* _Listed records_
_ _ _ _ _ _ _
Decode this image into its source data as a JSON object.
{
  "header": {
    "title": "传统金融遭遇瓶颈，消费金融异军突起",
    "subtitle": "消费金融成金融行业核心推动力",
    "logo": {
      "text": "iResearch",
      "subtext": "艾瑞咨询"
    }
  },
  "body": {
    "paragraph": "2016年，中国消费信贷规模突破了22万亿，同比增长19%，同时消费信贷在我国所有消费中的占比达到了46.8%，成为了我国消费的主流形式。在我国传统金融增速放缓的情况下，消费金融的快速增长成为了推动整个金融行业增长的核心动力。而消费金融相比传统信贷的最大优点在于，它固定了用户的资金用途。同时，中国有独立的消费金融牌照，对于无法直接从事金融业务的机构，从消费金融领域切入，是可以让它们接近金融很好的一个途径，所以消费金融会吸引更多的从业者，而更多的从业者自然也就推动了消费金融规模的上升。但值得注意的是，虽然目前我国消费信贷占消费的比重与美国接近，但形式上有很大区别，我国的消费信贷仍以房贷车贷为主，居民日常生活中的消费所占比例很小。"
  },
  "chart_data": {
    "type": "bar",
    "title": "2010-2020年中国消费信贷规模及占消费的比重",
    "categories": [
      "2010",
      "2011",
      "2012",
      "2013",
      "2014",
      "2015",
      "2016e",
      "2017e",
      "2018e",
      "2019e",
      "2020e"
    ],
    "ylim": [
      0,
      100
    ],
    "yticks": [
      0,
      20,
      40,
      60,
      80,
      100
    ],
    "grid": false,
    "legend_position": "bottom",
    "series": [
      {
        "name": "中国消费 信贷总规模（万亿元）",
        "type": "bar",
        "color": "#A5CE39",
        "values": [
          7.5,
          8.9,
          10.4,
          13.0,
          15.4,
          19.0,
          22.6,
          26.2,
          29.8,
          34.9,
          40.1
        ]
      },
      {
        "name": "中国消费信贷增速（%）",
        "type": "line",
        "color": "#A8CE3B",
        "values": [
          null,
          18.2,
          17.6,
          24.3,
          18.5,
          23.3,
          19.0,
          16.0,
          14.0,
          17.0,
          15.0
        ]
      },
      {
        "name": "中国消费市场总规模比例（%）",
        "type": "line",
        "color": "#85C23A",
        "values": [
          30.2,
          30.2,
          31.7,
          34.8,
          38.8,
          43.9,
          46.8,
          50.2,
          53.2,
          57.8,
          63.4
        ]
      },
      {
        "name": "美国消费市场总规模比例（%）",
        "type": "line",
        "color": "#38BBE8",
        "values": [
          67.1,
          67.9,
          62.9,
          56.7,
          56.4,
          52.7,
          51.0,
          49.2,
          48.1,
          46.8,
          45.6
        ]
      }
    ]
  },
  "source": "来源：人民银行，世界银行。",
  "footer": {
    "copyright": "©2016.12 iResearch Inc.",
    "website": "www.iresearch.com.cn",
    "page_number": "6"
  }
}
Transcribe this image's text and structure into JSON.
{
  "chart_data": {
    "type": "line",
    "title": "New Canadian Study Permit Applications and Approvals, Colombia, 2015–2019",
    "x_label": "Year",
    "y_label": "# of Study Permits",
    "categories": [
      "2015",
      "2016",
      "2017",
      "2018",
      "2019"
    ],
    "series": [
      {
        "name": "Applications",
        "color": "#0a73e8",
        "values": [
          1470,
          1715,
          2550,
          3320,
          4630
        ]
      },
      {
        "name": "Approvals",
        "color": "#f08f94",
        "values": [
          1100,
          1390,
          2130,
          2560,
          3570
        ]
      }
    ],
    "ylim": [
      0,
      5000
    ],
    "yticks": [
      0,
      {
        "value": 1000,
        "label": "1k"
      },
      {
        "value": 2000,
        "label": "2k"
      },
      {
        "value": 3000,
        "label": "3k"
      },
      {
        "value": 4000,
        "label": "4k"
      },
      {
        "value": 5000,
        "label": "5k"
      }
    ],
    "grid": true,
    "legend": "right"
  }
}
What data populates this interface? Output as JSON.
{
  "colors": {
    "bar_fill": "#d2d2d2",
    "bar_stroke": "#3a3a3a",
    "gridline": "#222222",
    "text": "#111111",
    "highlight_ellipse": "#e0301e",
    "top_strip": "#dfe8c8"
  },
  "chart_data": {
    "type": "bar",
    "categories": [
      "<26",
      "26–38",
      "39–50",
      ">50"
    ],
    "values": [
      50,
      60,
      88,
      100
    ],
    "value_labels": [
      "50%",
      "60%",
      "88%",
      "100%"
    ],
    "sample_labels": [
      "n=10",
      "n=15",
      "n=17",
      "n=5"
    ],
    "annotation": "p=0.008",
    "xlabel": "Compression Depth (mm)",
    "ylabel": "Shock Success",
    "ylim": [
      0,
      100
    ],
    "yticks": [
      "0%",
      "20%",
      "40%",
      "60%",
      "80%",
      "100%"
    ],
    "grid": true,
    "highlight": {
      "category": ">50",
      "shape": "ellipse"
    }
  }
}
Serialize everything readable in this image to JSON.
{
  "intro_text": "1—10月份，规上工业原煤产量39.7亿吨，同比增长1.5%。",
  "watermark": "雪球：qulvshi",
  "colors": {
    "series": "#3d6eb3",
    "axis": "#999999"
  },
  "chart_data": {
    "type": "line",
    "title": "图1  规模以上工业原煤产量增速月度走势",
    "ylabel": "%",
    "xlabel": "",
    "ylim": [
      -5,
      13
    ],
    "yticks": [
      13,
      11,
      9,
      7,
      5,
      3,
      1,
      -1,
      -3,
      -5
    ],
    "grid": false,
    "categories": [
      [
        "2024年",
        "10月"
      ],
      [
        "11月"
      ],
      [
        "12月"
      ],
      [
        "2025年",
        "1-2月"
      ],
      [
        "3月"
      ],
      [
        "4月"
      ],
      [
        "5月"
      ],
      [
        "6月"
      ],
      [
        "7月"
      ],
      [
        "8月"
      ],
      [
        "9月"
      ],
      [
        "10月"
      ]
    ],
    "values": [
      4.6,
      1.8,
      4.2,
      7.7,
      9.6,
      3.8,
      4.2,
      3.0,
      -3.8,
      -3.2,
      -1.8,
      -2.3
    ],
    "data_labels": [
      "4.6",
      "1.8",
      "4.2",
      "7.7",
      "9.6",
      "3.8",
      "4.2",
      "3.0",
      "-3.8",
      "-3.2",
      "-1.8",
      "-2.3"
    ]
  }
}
_ _ _ _ _ _ _
* _What to produce_
Please repeat all the records above exactly as they appear.

* _Finished task_
Decode this image into its source data as a JSON object.
{
  "header": {
    "title": "传统金融遭遇瓶颈，消费金融异军突起",
    "subtitle": "消费金融成金融行业核心推动力",
    "logo": {
      "text": "iResearch",
      "subtext": "艾瑞咨询"
    }
  },
  "body": {
    "paragraph": "2016年，中国消费信贷规模突破了22万亿，同比增长19%，同时消费信贷在我国所有消费中的占比达到了46.8%，成为了我国消费的主流形式。在我国传统金融增速放缓的情况下，消费金融的快速增长成为了推动整个金融行业增长的核心动力。而消费金融相比传统信贷的最大优点在于，它固定了用户的资金用途。同时，中国有独立的消费金融牌照，对于无法直接从事金融业务的机构，从消费金融领域切入，是可以让它们接近金融很好的一个途径，所以消费金融会吸引更多的从业者，而更多的从业者自然也就推动了消费金融规模的上升。但值得注意的是，虽然目前我国消费信贷占消费的比重与美国接近，但形式上有很大区别，我国的消费信贷仍以房贷车贷为主，居民日常生活中的消费所占比例很小。"
  },
  "chart_data": {
    "type": "bar",
    "title": "2010-2020年中国消费信贷规模及占消费的比重",
    "categories": [
      "2010",
      "2011",
      "2012",
      "2013",
      "2014",
      "2015",
      "2016e",
      "2017e",
      "2018e",
      "2019e",
      "2020e"
    ],
    "ylim": [
      0,
      100
    ],
    "yticks": [
      0,
      20,
      40,
      60,
      80,
      100
    ],
    "grid": false,
    "legend_position": "bottom",
    "series": [
      {
        "name": "中国消费 信贷总规模（万亿元）",
        "type": "bar",
        "color": "#A5CE39",
        "values": [
          7.5,
          8.9,
          10.4,
          13.0,
          15.4,
          19.0,
          22.6,
          26.2,
          29.8,
          34.9,
          40.1
        ]
      },
      {
        "name": "中国消费信贷增速（%）",
        "type": "line",
        "color": "#A8CE3B",
        "values": [
          null,
          18.2,
          17.6,
          24.3,
          18.5,
          23.3,
          19.0,
          16.0,
          14.0,
          17.0,
          15.0
        ]
      },
      {
        "name": "中国消费市场总规模比例（%）",
        "type": "line",
        "color": "#85C23A",
        "values": [
          30.2,
          30.2,
          31.7,
          34.8,
          38.8,
          43.9,
          46.8,
          50.2,
          53.2,
          57.8,
          63.4
        ]
      },
      {
        "name": "美国消费市场总规模比例（%）",
        "type": "line",
        "color": "#38BBE8",
        "values": [
          67.1,
          67.9,
          62.9,
          56.7,
          56.4,
          52.7,
          51.0,
          49.2,
          48.1,
          46.8,
          45.6
        ]
      }
    ]
  },
  "source": "来源：人民银行，世界银行。",
  "footer": {
    "copyright": "©2016.12 iResearch Inc.",
    "website": "www.iresearch.com.cn",
    "page_number": "6"
  }
}
Transcribe this image's text and structure into JSON.
{
  "chart_data": {
    "type": "line",
    "title": "New Canadian Study Permit Applications and Approvals, Colombia, 2015–2019",
    "x_label": "Year",
    "y_label": "# of Study Permits",
    "categories": [
      "2015",
      "2016",
      "2017",
      "2018",
      "2019"
    ],
    "series": [
      {
        "name": "Applications",
        "color": "#0a73e8",
        "values": [
          1470,
          1715,
          2550,
          3320,
          4630
        ]
      },
      {
        "name": "Approvals",
        "color": "#f08f94",
        "values": [
          1100,
          1390,
          2130,
          2560,
          3570
        ]
      }
    ],
    "ylim": [
      0,
      5000
    ],
    "yticks": [
      0,
      {
        "value": 1000,
        "label": "1k"
      },
      {
        "value": 2000,
        "label": "2k"
      },
      {
        "value": 3000,
        "label": "3k"
      },
      {
        "value": 4000,
        "label": "4k"
      },
      {
        "value": 5000,
        "label": "5k"
      }
    ],
    "grid": true,
    "legend": "right"
  }
}
What data populates this interface? Output as JSON.
{
  "colors": {
    "bar_fill": "#d2d2d2",
    "bar_stroke": "#3a3a3a",
    "gridline": "#222222",
    "text": "#111111",
    "highlight_ellipse": "#e0301e",
    "top_strip": "#dfe8c8"
  },
  "chart_data": {
    "type": "bar",
    "categories": [
      "<26",
      "26–38",
      "39–50",
      ">50"
    ],
    "values": [
      50,
      60,
      88,
      100
    ],
    "value_labels": [
      "50%",
      "60%",
      "88%",
      "100%"
    ],
    "sample_labels": [
      "n=10",
      "n=15",
      "n=17",
      "n=5"
    ],
    "annotation": "p=0.008",
    "xlabel": "Compression Depth (mm)",
    "ylabel": "Shock Success",
    "ylim": [
      0,
      100
    ],
    "yticks": [
      "0%",
      "20%",
      "40%",
      "60%",
      "80%",
      "100%"
    ],
    "grid": true,
    "highlight": {
      "category": ">50",
      "shape": "ellipse"
    }
  }
}
Serialize everything readable in this image to JSON.
{
  "intro_text": "1—10月份，规上工业原煤产量39.7亿吨，同比增长1.5%。",
  "watermark": "雪球：qulvshi",
  "colors": {
    "series": "#3d6eb3",
    "axis": "#999999"
  },
  "chart_data": {
    "type": "line",
    "title": "图1  规模以上工业原煤产量增速月度走势",
    "ylabel": "%",
    "xlabel": "",
    "ylim": [
      -5,
      13
    ],
    "yticks": [
      13,
      11,
      9,
      7,
      5,
      3,
      1,
      -1,
      -3,
      -5
    ],
    "grid": false,
    "categories": [
      [
        "2024年",
        "10月"
      ],
      [
        "11月"
      ],
      [
        "12月"
      ],
      [
        "2025年",
        "1-2月"
      ],
      [
        "3月"
      ],
      [
        "4月"
      ],
      [
        "5月"
      ],
      [
        "6月"
      ],
      [
        "7月"
      ],
      [
        "8月"
      ],
      [
        "9月"
      ],
      [
        "10月"
      ]
    ],
    "values": [
      4.6,
      1.8,
      4.2,
      7.7,
      9.6,
      3.8,
      4.2,
      3.0,
      -3.8,
      -3.2,
      -1.8,
      -2.3
    ],
    "data_labels": [
      "4.6",
      "1.8",
      "4.2",
      "7.7",
      "9.6",
      "3.8",
      "4.2",
      "3.0",
      "-3.8",
      "-3.2",
      "-1.8",
      "-2.3"
    ]
  }
}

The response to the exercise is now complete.